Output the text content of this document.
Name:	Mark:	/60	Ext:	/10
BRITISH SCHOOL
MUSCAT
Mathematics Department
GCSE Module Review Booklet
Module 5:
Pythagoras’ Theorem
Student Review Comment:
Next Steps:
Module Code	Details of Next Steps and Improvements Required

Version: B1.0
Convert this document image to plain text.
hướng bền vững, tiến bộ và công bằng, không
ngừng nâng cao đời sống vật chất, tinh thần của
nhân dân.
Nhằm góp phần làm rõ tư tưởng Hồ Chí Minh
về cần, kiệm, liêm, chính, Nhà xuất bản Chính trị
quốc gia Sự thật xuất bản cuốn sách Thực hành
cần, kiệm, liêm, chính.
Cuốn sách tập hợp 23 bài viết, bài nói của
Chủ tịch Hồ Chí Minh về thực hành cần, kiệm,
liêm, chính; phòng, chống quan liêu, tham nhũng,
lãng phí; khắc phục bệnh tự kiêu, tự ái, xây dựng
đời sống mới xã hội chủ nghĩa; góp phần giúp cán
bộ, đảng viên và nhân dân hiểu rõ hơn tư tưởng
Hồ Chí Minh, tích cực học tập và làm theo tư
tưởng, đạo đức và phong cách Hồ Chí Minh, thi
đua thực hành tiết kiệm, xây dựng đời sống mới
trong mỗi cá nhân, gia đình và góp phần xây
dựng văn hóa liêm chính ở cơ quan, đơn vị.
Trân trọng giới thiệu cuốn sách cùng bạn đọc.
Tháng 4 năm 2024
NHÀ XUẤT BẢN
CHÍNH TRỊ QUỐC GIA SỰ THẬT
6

TASK TO CARRY OUT:
Isolate the lines that hold the word "Next" and copy all of them.

TASK ANSWER:
Next Steps:
Module Code	Details of Next Steps and Improvements Required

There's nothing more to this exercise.